* [Short task]: Reproduce the entries below, swapping each "message-preview" for "msg-preview" and leaving everything else unchanged.

* [Exercise inputs]:
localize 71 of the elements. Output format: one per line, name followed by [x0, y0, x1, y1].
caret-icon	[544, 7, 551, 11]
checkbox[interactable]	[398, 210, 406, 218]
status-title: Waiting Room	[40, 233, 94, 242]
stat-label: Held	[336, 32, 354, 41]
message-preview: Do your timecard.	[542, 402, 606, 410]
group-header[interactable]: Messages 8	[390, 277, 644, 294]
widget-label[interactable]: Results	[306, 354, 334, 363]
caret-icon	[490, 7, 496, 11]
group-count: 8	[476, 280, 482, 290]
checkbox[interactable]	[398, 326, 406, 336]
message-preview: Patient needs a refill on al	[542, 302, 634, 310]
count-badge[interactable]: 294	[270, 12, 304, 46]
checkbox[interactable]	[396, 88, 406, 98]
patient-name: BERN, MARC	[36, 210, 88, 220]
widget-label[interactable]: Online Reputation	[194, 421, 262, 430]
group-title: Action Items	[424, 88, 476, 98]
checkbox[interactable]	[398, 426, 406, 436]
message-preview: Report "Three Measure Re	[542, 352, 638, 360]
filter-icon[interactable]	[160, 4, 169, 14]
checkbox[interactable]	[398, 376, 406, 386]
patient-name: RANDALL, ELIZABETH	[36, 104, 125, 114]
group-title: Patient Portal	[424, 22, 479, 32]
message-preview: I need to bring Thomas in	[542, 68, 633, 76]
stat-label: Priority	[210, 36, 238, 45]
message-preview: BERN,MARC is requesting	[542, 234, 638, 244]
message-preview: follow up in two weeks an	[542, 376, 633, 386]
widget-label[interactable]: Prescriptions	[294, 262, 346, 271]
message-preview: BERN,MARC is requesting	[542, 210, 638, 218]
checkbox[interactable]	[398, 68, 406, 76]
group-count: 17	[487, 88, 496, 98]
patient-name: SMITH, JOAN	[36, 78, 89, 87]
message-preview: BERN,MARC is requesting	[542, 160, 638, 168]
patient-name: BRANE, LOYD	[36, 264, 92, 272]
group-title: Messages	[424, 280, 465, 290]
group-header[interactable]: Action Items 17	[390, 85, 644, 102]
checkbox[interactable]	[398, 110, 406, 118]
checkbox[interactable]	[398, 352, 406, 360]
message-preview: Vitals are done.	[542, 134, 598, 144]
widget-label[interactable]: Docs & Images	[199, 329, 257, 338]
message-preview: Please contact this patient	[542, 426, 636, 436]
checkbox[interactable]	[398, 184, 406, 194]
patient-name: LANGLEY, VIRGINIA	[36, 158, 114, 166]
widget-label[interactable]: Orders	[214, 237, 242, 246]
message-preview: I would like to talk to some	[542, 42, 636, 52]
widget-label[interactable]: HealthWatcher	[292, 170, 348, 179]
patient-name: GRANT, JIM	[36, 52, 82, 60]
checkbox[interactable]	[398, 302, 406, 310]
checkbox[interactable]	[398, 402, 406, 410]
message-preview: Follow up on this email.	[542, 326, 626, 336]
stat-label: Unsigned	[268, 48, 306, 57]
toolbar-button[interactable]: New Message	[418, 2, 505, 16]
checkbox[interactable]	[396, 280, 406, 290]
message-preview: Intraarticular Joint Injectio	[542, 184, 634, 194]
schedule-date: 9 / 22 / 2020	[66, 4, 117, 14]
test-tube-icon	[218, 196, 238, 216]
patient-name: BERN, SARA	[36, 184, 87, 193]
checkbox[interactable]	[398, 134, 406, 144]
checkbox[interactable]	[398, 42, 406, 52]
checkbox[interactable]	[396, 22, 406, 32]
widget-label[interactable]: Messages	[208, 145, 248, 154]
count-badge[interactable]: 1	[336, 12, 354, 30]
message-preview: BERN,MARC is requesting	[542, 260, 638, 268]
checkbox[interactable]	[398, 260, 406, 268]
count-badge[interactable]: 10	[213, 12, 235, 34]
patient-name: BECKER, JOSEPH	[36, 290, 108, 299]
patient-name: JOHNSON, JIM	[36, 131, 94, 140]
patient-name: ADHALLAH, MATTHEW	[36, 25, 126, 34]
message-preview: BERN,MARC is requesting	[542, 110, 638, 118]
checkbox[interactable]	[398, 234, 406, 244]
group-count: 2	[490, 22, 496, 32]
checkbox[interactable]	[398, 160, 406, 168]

* [Correct output]:
localize 71 of the elements. Output format: one per line, name followed by [x0, y0, x1, y1].
caret-icon	[544, 7, 551, 11]
checkbox[interactable]	[398, 210, 406, 218]
status-title: Waiting Room	[40, 233, 94, 242]
stat-label: Held	[336, 32, 354, 41]
msg-preview: Do your timecard.	[542, 402, 606, 410]
group-header[interactable]: Messages 8	[390, 277, 644, 294]
widget-label[interactable]: Results	[306, 354, 334, 363]
caret-icon	[490, 7, 496, 11]
group-count: 8	[476, 280, 482, 290]
checkbox[interactable]	[398, 326, 406, 336]
msg-preview: Patient needs a refill on al	[542, 302, 634, 310]
count-badge[interactable]: 294	[270, 12, 304, 46]
checkbox[interactable]	[396, 88, 406, 98]
patient-name: BERN, MARC	[36, 210, 88, 220]
widget-label[interactable]: Online Reputation	[194, 421, 262, 430]
group-title: Action Items	[424, 88, 476, 98]
checkbox[interactable]	[398, 426, 406, 436]
msg-preview: Report "Three Measure Re	[542, 352, 638, 360]
filter-icon[interactable]	[160, 4, 169, 14]
checkbox[interactable]	[398, 376, 406, 386]
patient-name: RANDALL, ELIZABETH	[36, 104, 125, 114]
group-title: Patient Portal	[424, 22, 479, 32]
msg-preview: I need to bring Thomas in	[542, 68, 633, 76]
stat-label: Priority	[210, 36, 238, 45]
msg-preview: BERN,MARC is requesting	[542, 234, 638, 244]
msg-preview: follow up in two weeks an	[542, 376, 633, 386]
widget-label[interactable]: Prescriptions	[294, 262, 346, 271]
msg-preview: BERN,MARC is requesting	[542, 210, 638, 218]
checkbox[interactable]	[398, 68, 406, 76]
group-count: 17	[487, 88, 496, 98]
patient-name: SMITH, JOAN	[36, 78, 89, 87]
msg-preview: BERN,MARC is requesting	[542, 160, 638, 168]
patient-name: BRANE, LOYD	[36, 264, 92, 272]
group-title: Messages	[424, 280, 465, 290]
group-header[interactable]: Action Items 17	[390, 85, 644, 102]
checkbox[interactable]	[398, 110, 406, 118]
checkbox[interactable]	[398, 352, 406, 360]
msg-preview: Vitals are done.	[542, 134, 598, 144]
widget-label[interactable]: Docs & Images	[199, 329, 257, 338]
msg-preview: Please contact this patient	[542, 426, 636, 436]
checkbox[interactable]	[398, 184, 406, 194]
patient-name: LANGLEY, VIRGINIA	[36, 158, 114, 166]
widget-label[interactable]: Orders	[214, 237, 242, 246]
msg-preview: I would like to talk to some	[542, 42, 636, 52]
widget-label[interactable]: HealthWatcher	[292, 170, 348, 179]
patient-name: GRANT, JIM	[36, 52, 82, 60]
checkbox[interactable]	[398, 302, 406, 310]
checkbox[interactable]	[398, 402, 406, 410]
msg-preview: Follow up on this email.	[542, 326, 626, 336]
stat-label: Unsigned	[268, 48, 306, 57]
toolbar-button[interactable]: New Message	[418, 2, 505, 16]
checkbox[interactable]	[396, 280, 406, 290]
msg-preview: Intraarticular Joint Injectio	[542, 184, 634, 194]
schedule-date: 9 / 22 / 2020	[66, 4, 117, 14]
test-tube-icon	[218, 196, 238, 216]
patient-name: BERN, SARA	[36, 184, 87, 193]
checkbox[interactable]	[398, 134, 406, 144]
checkbox[interactable]	[398, 42, 406, 52]
checkbox[interactable]	[396, 22, 406, 32]
widget-label[interactable]: Messages	[208, 145, 248, 154]
count-badge[interactable]: 1	[336, 12, 354, 30]
msg-preview: BERN,MARC is requesting	[542, 260, 638, 268]
checkbox[interactable]	[398, 260, 406, 268]
count-badge[interactable]: 10	[213, 12, 235, 34]
patient-name: BECKER, JOSEPH	[36, 290, 108, 299]
patient-name: JOHNSON, JIM	[36, 131, 94, 140]
patient-name: ADHALLAH, MATTHEW	[36, 25, 126, 34]
msg-preview: BERN,MARC is requesting	[542, 110, 638, 118]
checkbox[interactable]	[398, 234, 406, 244]
group-count: 2	[490, 22, 496, 32]
checkbox[interactable]	[398, 160, 406, 168]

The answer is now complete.